__EXERCISE BRIEF__.
Make a verbatim transcription of the records, without the pictures.

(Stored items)
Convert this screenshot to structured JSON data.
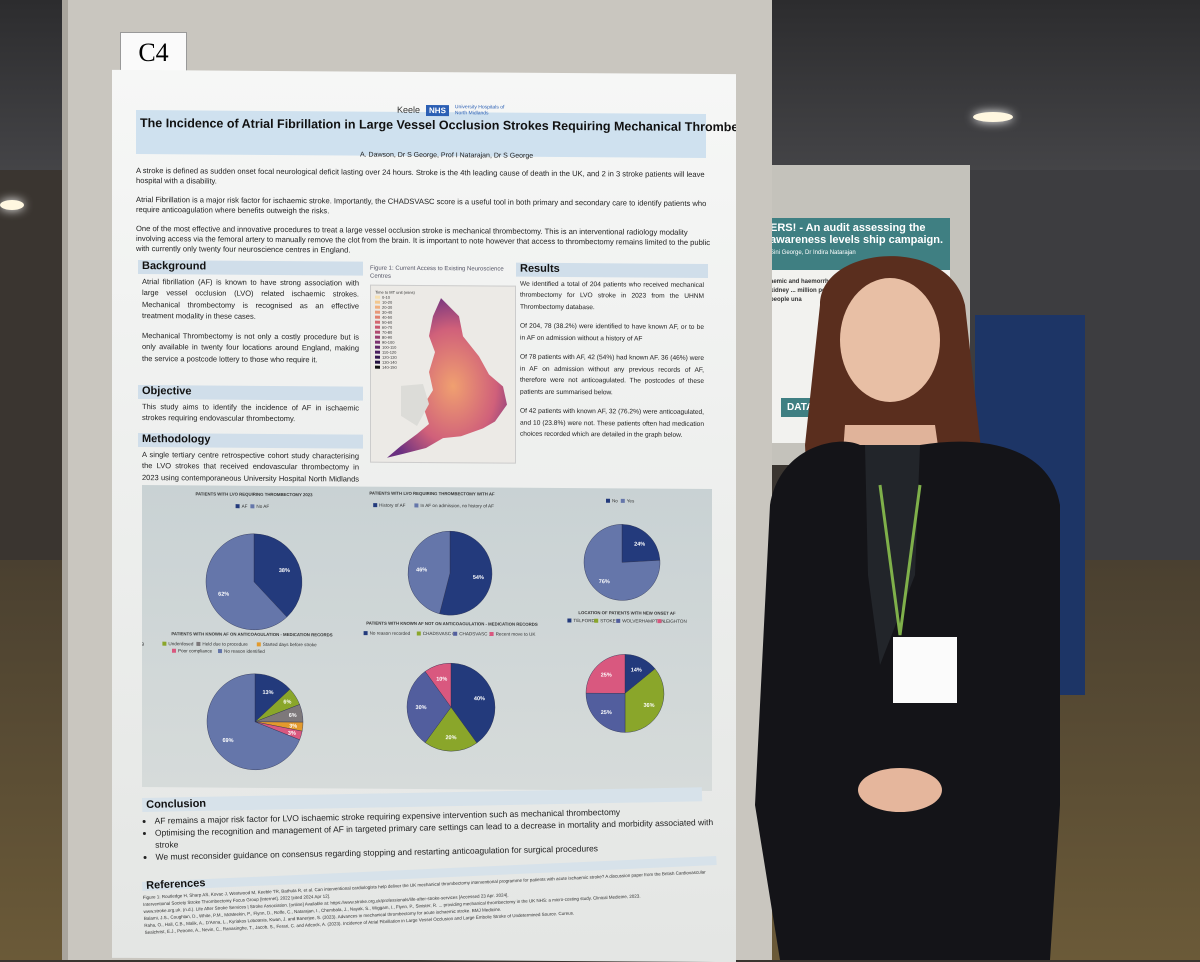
{
  "board_tag": "C4",
  "poster": {
    "logos": {
      "keele": "Keele",
      "nhs": "NHS",
      "hospital": "University Hospitals of North Midlands"
    },
    "title": "The Incidence of Atrial Fibrillation in Large Vessel Occlusion Strokes Requiring Mechanical Thrombectomy",
    "authors": "A. Dawson, Dr S George, Prof I Natarajan, Dr S George",
    "intro": [
      "A stroke is defined as sudden onset focal neurological deficit lasting over 24 hours. Stroke is the 4th leading cause of death in the UK, and 2 in 3 stroke patients will leave hospital with a disability.",
      "Atrial Fibrillation is a major risk factor for ischaemic stroke. Importantly, the CHADSVASC score is a useful tool in both primary and secondary care to identify patients who require anticoagulation where benefits outweigh the risks.",
      "One of the most effective and innovative procedures to treat a large vessel occlusion stroke is mechanical thrombectomy. This is an interventional radiology modality involving access via the femoral artery to manually remove the clot from the brain. It is important to note however that access to thrombectomy remains limited to the public with currently only twenty four neuroscience centres in England."
    ],
    "background": {
      "heading": "Background",
      "paras": [
        "Atrial fibrillation (AF) is known to have strong association with large vessel occlusion (LVO) related ischaemic strokes. Mechanical thrombectomy is recognised as an effective treatment modality in these cases.",
        "Mechanical Thrombectomy is not only a costly procedure but is only available in twenty four locations around England, making the service a postcode lottery to those who require it."
      ]
    },
    "objective": {
      "heading": "Objective",
      "text": "This study aims to identify the incidence of AF in ischaemic strokes requiring endovascular thrombectomy."
    },
    "methodology": {
      "heading": "Methodology",
      "text": "A single tertiary centre retrospective cohort study characterising the LVO strokes that received endovascular thrombectomy in 2023 using contemporaneous University Hospital North Midlands Thrombectomy database."
    },
    "figure": {
      "caption": "Figure 1: Current Access to Existing Neuroscience Centres",
      "legend_title": "Time to MT unit (mins)",
      "legend": [
        "0-10",
        "10-20",
        "20-30",
        "30-40",
        "40-50",
        "50-60",
        "60-70",
        "70-80",
        "80-90",
        "90-100",
        "100-110",
        "110-120",
        "120-130",
        "130-140",
        "140-150"
      ]
    },
    "results": {
      "heading": "Results",
      "paras": [
        "We identified a total of 204 patients who received mechanical thrombectomy for LVO stroke in 2023 from the UHNM Thrombectomy database.",
        "Of 204, 78 (38.2%) were identified to have known AF, or to be in AF on admission without a history of AF",
        "Of 78 patients with AF, 42 (54%) had known AF. 36 (46%) were in AF on admission without any previous records of AF, therefore were not anticoagulated. The postcodes of these patients are summarised below.",
        "Of 42 patients with known AF, 32 (76.2%) were anticoagulated, and 10 (23.8%) were not. These patients often had medication choices recorded which are detailed in the graph below."
      ]
    },
    "conclusion": {
      "heading": "Conclusion",
      "items": [
        "AF remains a major risk factor for LVO ischaemic stroke requiring expensive intervention such as  mechanical thrombectomy",
        "Optimising the recognition and management of AF in targeted primary care settings can lead to a decrease in mortality and morbidity associated with stroke",
        "We must reconsider guidance on consensus regarding stopping and restarting anticoagulation for surgical procedures"
      ]
    },
    "references": {
      "heading": "References",
      "items": [
        "Figure 1: Routledge H, Sharp AS, Kovac J, Westwood M, Keeble TR, Bathula R, et al. Can interventional cardiologists help deliver the UK mechanical thrombectomy interventional programme for patients with acute ischaemic stroke? A discussion paper from the British Cardiovascular Interventional Society Stroke Thrombectomy Focus Group [Internet]. 2022 [cited 2024 Apr 12].",
        "www.stroke.org.uk. (n.d.). Life After Stroke Services | Stroke Association. [online] Available at: https://www.stroke.org.uk/professionals/life-after-stroke-services [Accessed 23 Apr. 2024].",
        "Balami, J.S., Coughlan, D., White, P.M., McMeekin, P., Flynn, D., Roffe, C., Natarajan, I., Chembala, J., Nayak, S., Wiggam, I., Flynn, P., Sinister, R. ... providing mechanical thrombectomy in the UK NHS: a micro-costing study. Clinical Medicine, 2023.",
        "Raha, O., Hall, C.B., Malik, A., D'Anna, L., Kyriakos Lobotesis, Kwan, J. and Banerjee, S. (2023). Advances in mechanical thrombectomy for acute ischaemic stroke. BMJ Medicine.",
        "Sealchrist, E.J., Petrone, A., Nevin, C., Ranasinghe, T., Jacob, S., Ferari, C. and Adcock, A. (2023). Incidence of Atrial Fibrillation in Large Vessel Occlusion and Large Embolic Stroke of Undetermined Source. Cureus."
      ]
    }
  },
  "chart_data": [
    {
      "type": "pie",
      "title": "PATIENTS WITH LVO REQUIRING THROMBECTOMY 2023",
      "categories": [
        "AF",
        "No AF"
      ],
      "values": [
        38,
        62
      ],
      "colors": [
        "#233a7c",
        "#6576aa"
      ]
    },
    {
      "type": "pie",
      "title": "PATIENTS WITH LVO REQUIRING THROMBECTOMY WITH AF",
      "categories": [
        "History of AF",
        "In AF on admission, no history of AF"
      ],
      "values": [
        54,
        46
      ],
      "colors": [
        "#233a7c",
        "#6576aa"
      ]
    },
    {
      "type": "pie",
      "title": "",
      "categories": [
        "No",
        "Yes"
      ],
      "values": [
        24,
        76
      ],
      "colors": [
        "#233a7c",
        "#6576aa"
      ]
    },
    {
      "type": "pie",
      "title": "PATIENTS WITH KNOWN AF ON ANTICOAGULATION - MEDICATION RECORDS",
      "categories": [
        "Held due to side effect - bleeding",
        "Underdosed",
        "Held due to procedure",
        "Started days before stroke",
        "Poor compliance",
        "No reason identified"
      ],
      "values": [
        13,
        6,
        6,
        3,
        3,
        69
      ],
      "colors": [
        "#233a7c",
        "#8aa62a",
        "#7d787a",
        "#e39a2c",
        "#d9587f",
        "#6576aa"
      ]
    },
    {
      "type": "pie",
      "title": "PATIENTS WITH KNOWN AF NOT ON ANTICOAGULATION - MEDICATION RECORDS",
      "categories": [
        "No reason recorded",
        "CHADSVASC 0",
        "CHADSVASC 1",
        "Recent move to UK"
      ],
      "values": [
        40,
        20,
        30,
        10
      ],
      "colors": [
        "#233a7c",
        "#8aa62a",
        "#525e9e",
        "#d9587f"
      ]
    },
    {
      "type": "pie",
      "title": "LOCATION OF PATIENTS WITH NEW ONSET AF",
      "categories": [
        "TELFORD",
        "STOKE",
        "WOLVERHAMPTON",
        "LEIGHTON"
      ],
      "values": [
        14,
        36,
        25,
        25
      ],
      "colors": [
        "#233a7c",
        "#8aa62a",
        "#525e9e",
        "#d9587f"
      ]
    }
  ],
  "background_poster": {
    "title": "ERS! - An audit assessing the awareness levels ship campaign.",
    "authors": "Sini George, Dr Indira Natarajan",
    "body": "aemic and haemorrhagic stroke ... ary disease, chronic kidney ... million people), it poses a subs ... than 5.5 million people una",
    "section": "DATA ANA"
  }
}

__EXERCISE ANSWER__.
Convert this screenshot to structured JSON data.
{
  "board_tag": "C4",
  "poster": {
    "logos": {
      "keele": "Keele",
      "nhs": "NHS",
      "hospital": "University Hospitals of North Midlands"
    },
    "title": "The Incidence of Atrial Fibrillation in Large Vessel Occlusion Strokes Requiring Mechanical Thrombectomy",
    "authors": "A. Dawson, Dr S George, Prof I Natarajan, Dr S George",
    "intro": [
      "A stroke is defined as sudden onset focal neurological deficit lasting over 24 hours. Stroke is the 4th leading cause of death in the UK, and 2 in 3 stroke patients will leave hospital with a disability.",
      "Atrial Fibrillation is a major risk factor for ischaemic stroke. Importantly, the CHADSVASC score is a useful tool in both primary and secondary care to identify patients who require anticoagulation where benefits outweigh the risks.",
      "One of the most effective and innovative procedures to treat a large vessel occlusion stroke is mechanical thrombectomy. This is an interventional radiology modality involving access via the femoral artery to manually remove the clot from the brain. It is important to note however that access to thrombectomy remains limited to the public with currently only twenty four neuroscience centres in England."
    ],
    "background": {
      "heading": "Background",
      "paras": [
        "Atrial fibrillation (AF) is known to have strong association with large vessel occlusion (LVO) related ischaemic strokes. Mechanical thrombectomy is recognised as an effective treatment modality in these cases.",
        "Mechanical Thrombectomy is not only a costly procedure but is only available in twenty four locations around England, making the service a postcode lottery to those who require it."
      ]
    },
    "objective": {
      "heading": "Objective",
      "text": "This study aims to identify the incidence of AF in ischaemic strokes requiring endovascular thrombectomy."
    },
    "methodology": {
      "heading": "Methodology",
      "text": "A single tertiary centre retrospective cohort study characterising the LVO strokes that received endovascular thrombectomy in 2023 using contemporaneous University Hospital North Midlands Thrombectomy database."
    },
    "figure": {
      "caption": "Figure 1: Current Access to Existing Neuroscience Centres",
      "legend_title": "Time to MT unit (mins)",
      "legend": [
        "0-10",
        "10-20",
        "20-30",
        "30-40",
        "40-50",
        "50-60",
        "60-70",
        "70-80",
        "80-90",
        "90-100",
        "100-110",
        "110-120",
        "120-130",
        "130-140",
        "140-150"
      ]
    },
    "results": {
      "heading": "Results",
      "paras": [
        "We identified a total of 204 patients who received mechanical thrombectomy for LVO stroke in 2023 from the UHNM Thrombectomy database.",
        "Of 204, 78 (38.2%) were identified to have known AF, or to be in AF on admission without a history of AF",
        "Of 78 patients with AF, 42 (54%) had known AF. 36 (46%) were in AF on admission without any previous records of AF, therefore were not anticoagulated. The postcodes of these patients are summarised below.",
        "Of 42 patients with known AF, 32 (76.2%) were anticoagulated, and 10 (23.8%) were not. These patients often had medication choices recorded which are detailed in the graph below."
      ]
    },
    "conclusion": {
      "heading": "Conclusion",
      "items": [
        "AF remains a major risk factor for LVO ischaemic stroke requiring expensive intervention such as  mechanical thrombectomy",
        "Optimising the recognition and management of AF in targeted primary care settings can lead to a decrease in mortality and morbidity associated with stroke",
        "We must reconsider guidance on consensus regarding stopping and restarting anticoagulation for surgical procedures"
      ]
    },
    "references": {
      "heading": "References",
      "items": [
        "Figure 1: Routledge H, Sharp AS, Kovac J, Westwood M, Keeble TR, Bathula R, et al. Can interventional cardiologists help deliver the UK mechanical thrombectomy interventional programme for patients with acute ischaemic stroke? A discussion paper from the British Cardiovascular Interventional Society Stroke Thrombectomy Focus Group [Internet]. 2022 [cited 2024 Apr 12].",
        "www.stroke.org.uk. (n.d.). Life After Stroke Services | Stroke Association. [online] Available at: https://www.stroke.org.uk/professionals/life-after-stroke-services [Accessed 23 Apr. 2024].",
        "Balami, J.S., Coughlan, D., White, P.M., McMeekin, P., Flynn, D., Roffe, C., Natarajan, I., Chembala, J., Nayak, S., Wiggam, I., Flynn, P., Sinister, R. ... providing mechanical thrombectomy in the UK NHS: a micro-costing study. Clinical Medicine, 2023.",
        "Raha, O., Hall, C.B., Malik, A., D'Anna, L., Kyriakos Lobotesis, Kwan, J. and Banerjee, S. (2023). Advances in mechanical thrombectomy for acute ischaemic stroke. BMJ Medicine.",
        "Sealchrist, E.J., Petrone, A., Nevin, C., Ranasinghe, T., Jacob, S., Ferari, C. and Adcock, A. (2023). Incidence of Atrial Fibrillation in Large Vessel Occlusion and Large Embolic Stroke of Undetermined Source. Cureus."
      ]
    }
  },
  "chart_data": [
    {
      "type": "pie",
      "title": "PATIENTS WITH LVO REQUIRING THROMBECTOMY 2023",
      "categories": [
        "AF",
        "No AF"
      ],
      "values": [
        38,
        62
      ],
      "colors": [
        "#233a7c",
        "#6576aa"
      ]
    },
    {
      "type": "pie",
      "title": "PATIENTS WITH LVO REQUIRING THROMBECTOMY WITH AF",
      "categories": [
        "History of AF",
        "In AF on admission, no history of AF"
      ],
      "values": [
        54,
        46
      ],
      "colors": [
        "#233a7c",
        "#6576aa"
      ]
    },
    {
      "type": "pie",
      "title": "",
      "categories": [
        "No",
        "Yes"
      ],
      "values": [
        24,
        76
      ],
      "colors": [
        "#233a7c",
        "#6576aa"
      ]
    },
    {
      "type": "pie",
      "title": "PATIENTS WITH KNOWN AF ON ANTICOAGULATION - MEDICATION RECORDS",
      "categories": [
        "Held due to side effect - bleeding",
        "Underdosed",
        "Held due to procedure",
        "Started days before stroke",
        "Poor compliance",
        "No reason identified"
      ],
      "values": [
        13,
        6,
        6,
        3,
        3,
        69
      ],
      "colors": [
        "#233a7c",
        "#8aa62a",
        "#7d787a",
        "#e39a2c",
        "#d9587f",
        "#6576aa"
      ]
    },
    {
      "type": "pie",
      "title": "PATIENTS WITH KNOWN AF NOT ON ANTICOAGULATION - MEDICATION RECORDS",
      "categories": [
        "No reason recorded",
        "CHADSVASC 0",
        "CHADSVASC 1",
        "Recent move to UK"
      ],
      "values": [
        40,
        20,
        30,
        10
      ],
      "colors": [
        "#233a7c",
        "#8aa62a",
        "#525e9e",
        "#d9587f"
      ]
    },
    {
      "type": "pie",
      "title": "LOCATION OF PATIENTS WITH NEW ONSET AF",
      "categories": [
        "TELFORD",
        "STOKE",
        "WOLVERHAMPTON",
        "LEIGHTON"
      ],
      "values": [
        14,
        36,
        25,
        25
      ],
      "colors": [
        "#233a7c",
        "#8aa62a",
        "#525e9e",
        "#d9587f"
      ]
    }
  ],
  "background_poster": {
    "title": "ERS! - An audit assessing the awareness levels ship campaign.",
    "authors": "Sini George, Dr Indira Natarajan",
    "body": "aemic and haemorrhagic stroke ... ary disease, chronic kidney ... million people), it poses a subs ... than 5.5 million people una",
    "section": "DATA ANA"
  }
}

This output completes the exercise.